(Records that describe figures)
··········

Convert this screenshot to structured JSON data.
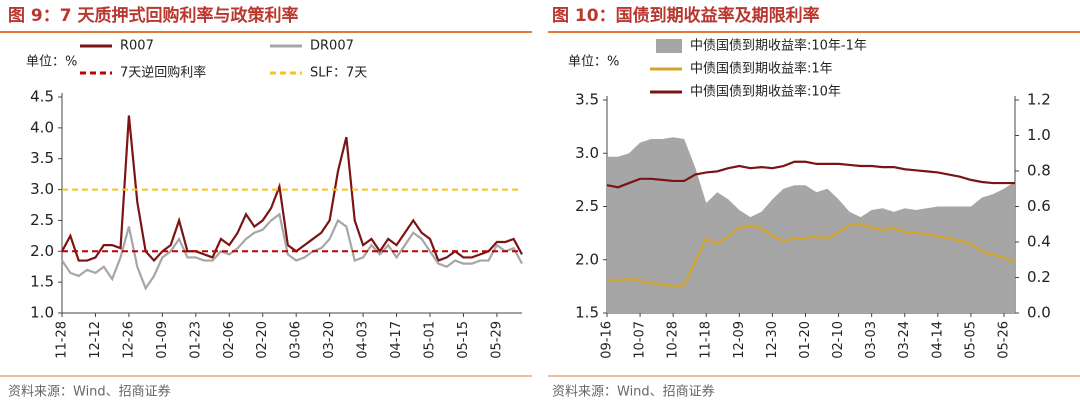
{
  "chart_data": [
    {
      "type": "line",
      "title": "图 9：7 天质押式回购利率与政策利率",
      "unit_label": "单位：%",
      "source": "资料来源：Wind、招商证券",
      "categories": [
        "11-28",
        null,
        null,
        null,
        "12-12",
        null,
        null,
        null,
        "12-26",
        null,
        null,
        null,
        "01-09",
        null,
        null,
        null,
        "01-23",
        null,
        null,
        null,
        "02-06",
        null,
        null,
        null,
        "02-20",
        null,
        null,
        null,
        "03-06",
        null,
        null,
        null,
        "03-20",
        null,
        null,
        null,
        "04-03",
        null,
        null,
        null,
        "04-17",
        null,
        null,
        null,
        "05-01",
        null,
        null,
        null,
        "05-15",
        null,
        null,
        null,
        "05-29",
        null,
        null,
        null
      ],
      "series": [
        {
          "name": "R007",
          "color": "#7b1515",
          "values": [
            2.0,
            2.25,
            1.85,
            1.85,
            1.9,
            2.1,
            2.1,
            2.05,
            4.2,
            2.8,
            2.0,
            1.85,
            2.0,
            2.1,
            2.5,
            2.0,
            2.0,
            1.95,
            1.9,
            2.2,
            2.1,
            2.3,
            2.6,
            2.4,
            2.5,
            2.7,
            3.05,
            2.1,
            2.0,
            2.1,
            2.2,
            2.3,
            2.5,
            3.3,
            3.85,
            2.5,
            2.1,
            2.2,
            2.0,
            2.2,
            2.1,
            2.3,
            2.5,
            2.3,
            2.2,
            1.85,
            1.9,
            2.0,
            1.9,
            1.9,
            1.95,
            2.0,
            2.15,
            2.15,
            2.2,
            1.95
          ]
        },
        {
          "name": "DR007",
          "color": "#a6a6a6",
          "values": [
            1.85,
            1.65,
            1.6,
            1.7,
            1.65,
            1.75,
            1.55,
            1.9,
            2.4,
            1.75,
            1.4,
            1.6,
            1.9,
            2.0,
            2.2,
            1.9,
            1.9,
            1.85,
            1.85,
            2.0,
            1.95,
            2.05,
            2.2,
            2.3,
            2.35,
            2.5,
            2.6,
            1.95,
            1.85,
            1.9,
            2.0,
            2.05,
            2.2,
            2.5,
            2.4,
            1.85,
            1.9,
            2.1,
            1.95,
            2.1,
            1.9,
            2.1,
            2.3,
            2.2,
            2.0,
            1.8,
            1.75,
            1.85,
            1.8,
            1.8,
            1.85,
            1.85,
            2.1,
            2.0,
            2.05,
            1.8
          ]
        }
      ],
      "reference_lines": [
        {
          "name": "7天逆回购利率",
          "value": 2.0,
          "color": "#c00000"
        },
        {
          "name": "SLF：7天",
          "value": 3.0,
          "color": "#f5c518"
        }
      ],
      "ylim": [
        1.0,
        4.5
      ],
      "yticks": [
        {
          "value": 1.0,
          "label": "1.0"
        },
        1.5,
        {
          "value": 2.0,
          "label": "2.0"
        },
        2.5,
        {
          "value": 3.0,
          "label": "3.0"
        },
        3.5,
        {
          "value": 4.0,
          "label": "4.0"
        },
        4.5
      ]
    },
    {
      "type": "line",
      "title": "图 10：国债到期收益率及期限利率",
      "unit_label": "单位：%",
      "source": "资料来源：Wind、招商证券",
      "categories": [
        "09-16",
        null,
        null,
        "10-07",
        null,
        null,
        "10-28",
        null,
        null,
        "11-18",
        null,
        null,
        "12-09",
        null,
        null,
        "12-30",
        null,
        null,
        "01-20",
        null,
        null,
        "02-10",
        null,
        null,
        "03-03",
        null,
        null,
        "03-24",
        null,
        null,
        "04-14",
        null,
        null,
        "05-05",
        null,
        null,
        "05-26",
        null
      ],
      "series": [
        {
          "name": "中债国债到期收益率:10年-1年",
          "color": "#a6a6a6",
          "kind": "area",
          "axis": "y2",
          "values": [
            0.88,
            0.88,
            0.9,
            0.96,
            0.98,
            0.98,
            0.99,
            0.98,
            0.82,
            0.62,
            0.68,
            0.64,
            0.58,
            0.54,
            0.57,
            0.64,
            0.7,
            0.72,
            0.72,
            0.68,
            0.7,
            0.64,
            0.57,
            0.54,
            0.58,
            0.59,
            0.57,
            0.59,
            0.58,
            0.59,
            0.6,
            0.6,
            0.6,
            0.6,
            0.65,
            0.67,
            0.7,
            0.74
          ]
        },
        {
          "name": "中债国债到期收益率:1年",
          "color": "#d4a52a",
          "values": [
            1.82,
            1.8,
            1.82,
            1.8,
            1.78,
            1.77,
            1.75,
            1.76,
            1.98,
            2.2,
            2.15,
            2.22,
            2.3,
            2.32,
            2.3,
            2.22,
            2.18,
            2.2,
            2.2,
            2.22,
            2.2,
            2.26,
            2.32,
            2.34,
            2.3,
            2.28,
            2.3,
            2.26,
            2.26,
            2.24,
            2.22,
            2.2,
            2.18,
            2.15,
            2.08,
            2.05,
            2.02,
            1.98
          ]
        },
        {
          "name": "中债国债到期收益率:10年",
          "color": "#7b1515",
          "values": [
            2.7,
            2.68,
            2.72,
            2.76,
            2.76,
            2.75,
            2.74,
            2.74,
            2.8,
            2.82,
            2.83,
            2.86,
            2.88,
            2.86,
            2.87,
            2.86,
            2.88,
            2.92,
            2.92,
            2.9,
            2.9,
            2.9,
            2.89,
            2.88,
            2.88,
            2.87,
            2.87,
            2.85,
            2.84,
            2.83,
            2.82,
            2.8,
            2.78,
            2.75,
            2.73,
            2.72,
            2.72,
            2.72
          ]
        }
      ],
      "ylim": [
        1.5,
        3.5
      ],
      "yticks": [
        1.5,
        {
          "value": 2.0,
          "label": "2.0"
        },
        2.5,
        {
          "value": 3.0,
          "label": "3.0"
        },
        3.5
      ],
      "y2lim": [
        0.0,
        1.2
      ],
      "y2ticks": [
        {
          "value": 0.0,
          "label": "0.0"
        },
        0.2,
        0.4,
        0.6,
        0.8,
        {
          "value": 1.0,
          "label": "1.0"
        },
        1.2
      ]
    }
  ]
}
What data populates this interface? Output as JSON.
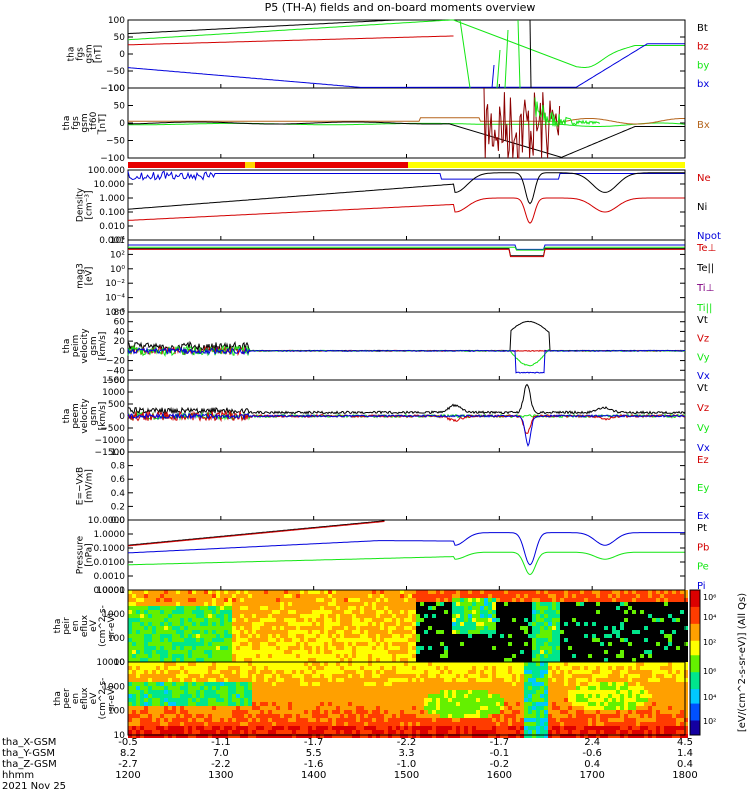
{
  "title": "P5 (TH-A) fields and on-board moments overview",
  "chart_data": {
    "type": "line",
    "x_hours": [
      12,
      13,
      14,
      15,
      16,
      17,
      18
    ],
    "footer": {
      "rows": [
        "tha_X-GSM",
        "tha_Y-GSM",
        "tha_Z-GSM",
        "hhmm",
        "2021 Nov 25"
      ],
      "x_gsm": [
        "-0.5",
        "-1.1",
        "-1.7",
        "-2.2",
        "-1.7",
        "2.4",
        "4.5"
      ],
      "y_gsm": [
        "8.2",
        "7.0",
        "5.5",
        "3.3",
        "-0.1",
        "-0.6",
        "1.4"
      ],
      "z_gsm": [
        "-2.7",
        "-2.2",
        "-1.6",
        "-1.0",
        "-0.2",
        "0.4",
        "0.4"
      ],
      "hhmm": [
        "1200",
        "1300",
        "1400",
        "1500",
        "1600",
        "1700",
        "1800"
      ]
    },
    "colorbar_label": "[eV/(cm^2-s-sr-eV)] (All Qs)",
    "colorbar_ticks": [
      "10²",
      "10⁴",
      "10⁶"
    ],
    "colors": {
      "black": "#000000",
      "red": "#d20000",
      "green": "#14e614",
      "blue": "#0000dc"
    },
    "panels": [
      {
        "ylabel": [
          "tha",
          "fgs",
          "gsm",
          "[nT]"
        ],
        "yticks": [
          "100",
          "50",
          "0",
          "−50",
          "−100"
        ],
        "ylim": [
          -100,
          100
        ],
        "legend": [
          {
            "label": "Bt",
            "color": "#000000"
          },
          {
            "label": "bz",
            "color": "#d20000"
          },
          {
            "label": "by",
            "color": "#14e614"
          },
          {
            "label": "bx",
            "color": "#0000dc"
          }
        ]
      },
      {
        "ylabel": [
          "tha",
          "fgs",
          "gsm",
          "_tf60",
          "[nT]"
        ],
        "yticks": [
          "100",
          "50",
          "0",
          "−50",
          "−100"
        ],
        "ylim": [
          -100,
          100
        ],
        "legend": [
          {
            "label": "Bx",
            "color": "#b5651d"
          }
        ]
      },
      {
        "ylabel": [
          "Density",
          "[cm⁻³]"
        ],
        "yticks": [
          "100.000",
          "10.000",
          "1.000",
          "0.100",
          "0.010",
          "0.001"
        ],
        "scale": "log",
        "legend": [
          {
            "label": "Ne",
            "color": "#d20000"
          },
          {
            "label": "Ni",
            "color": "#000000"
          },
          {
            "label": "Npot",
            "color": "#0000dc"
          }
        ]
      },
      {
        "ylabel": [
          "mag3",
          "[eV]"
        ],
        "yticks": [
          "10⁴",
          "10²",
          "10⁰",
          "10⁻²",
          "10⁻⁴",
          "10⁻⁶"
        ],
        "scale": "log",
        "legend": [
          {
            "label": "Te⊥",
            "color": "#d20000"
          },
          {
            "label": "Te||",
            "color": "#000000"
          },
          {
            "label": "Ti⊥",
            "color": "#800080"
          },
          {
            "label": "Ti||",
            "color": "#14e614"
          }
        ]
      },
      {
        "ylabel": [
          "tha",
          "peim",
          "velocity",
          "gsm",
          "[km/s]"
        ],
        "yticks": [
          "80",
          "60",
          "40",
          "20",
          "0",
          "−20",
          "−40",
          "−60"
        ],
        "ylim": [
          -60,
          80
        ],
        "legend": [
          {
            "label": "Vt",
            "color": "#000000"
          },
          {
            "label": "Vz",
            "color": "#d20000"
          },
          {
            "label": "Vy",
            "color": "#14e614"
          },
          {
            "label": "Vx",
            "color": "#0000dc"
          }
        ]
      },
      {
        "ylabel": [
          "tha",
          "peem",
          "velocity",
          "gsm",
          "[km/s]"
        ],
        "yticks": [
          "1500",
          "1000",
          "500",
          "0",
          "−500",
          "−1000",
          "−1500"
        ],
        "ylim": [
          -1500,
          1500
        ],
        "legend": [
          {
            "label": "Vt",
            "color": "#000000"
          },
          {
            "label": "Vz",
            "color": "#d20000"
          },
          {
            "label": "Vy",
            "color": "#14e614"
          },
          {
            "label": "Vx",
            "color": "#0000dc"
          }
        ]
      },
      {
        "ylabel": [
          "E=−VxB",
          "[mV/m]"
        ],
        "yticks": [
          "1.0",
          "0.8",
          "0.6",
          "0.4",
          "0.2",
          "0.0"
        ],
        "ylim": [
          0,
          1
        ],
        "legend": [
          {
            "label": "Ez",
            "color": "#d20000"
          },
          {
            "label": "Ey",
            "color": "#14e614"
          },
          {
            "label": "Ex",
            "color": "#0000dc"
          }
        ]
      },
      {
        "ylabel": [
          "Pressure",
          "[nPa]"
        ],
        "yticks": [
          "10.0000",
          "1.0000",
          "0.1000",
          "0.0100",
          "0.0010",
          "0.0001"
        ],
        "scale": "log",
        "legend": [
          {
            "label": "Pt",
            "color": "#000000"
          },
          {
            "label": "Pb",
            "color": "#d20000"
          },
          {
            "label": "Pe",
            "color": "#14e614"
          },
          {
            "label": "Pi",
            "color": "#0000dc"
          }
        ]
      },
      {
        "ylabel": [
          "tha",
          "peir",
          "en",
          "eflux",
          "eV",
          "(cm^2-s-",
          "sr-eV)"
        ],
        "yticks": [
          "10000",
          "1000",
          "100",
          "10"
        ],
        "scale": "log"
      },
      {
        "ylabel": [
          "tha",
          "peer",
          "en",
          "eflux",
          "eV",
          "(cm^2-s-",
          "sr-eV)"
        ],
        "yticks": [
          "10000",
          "1000",
          "100",
          "10"
        ],
        "scale": "log"
      }
    ]
  }
}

··········

#### Problem statement:
State the count of lines holding the string "name" in the listing above, and nothing else.

#### Response to the exercise:
7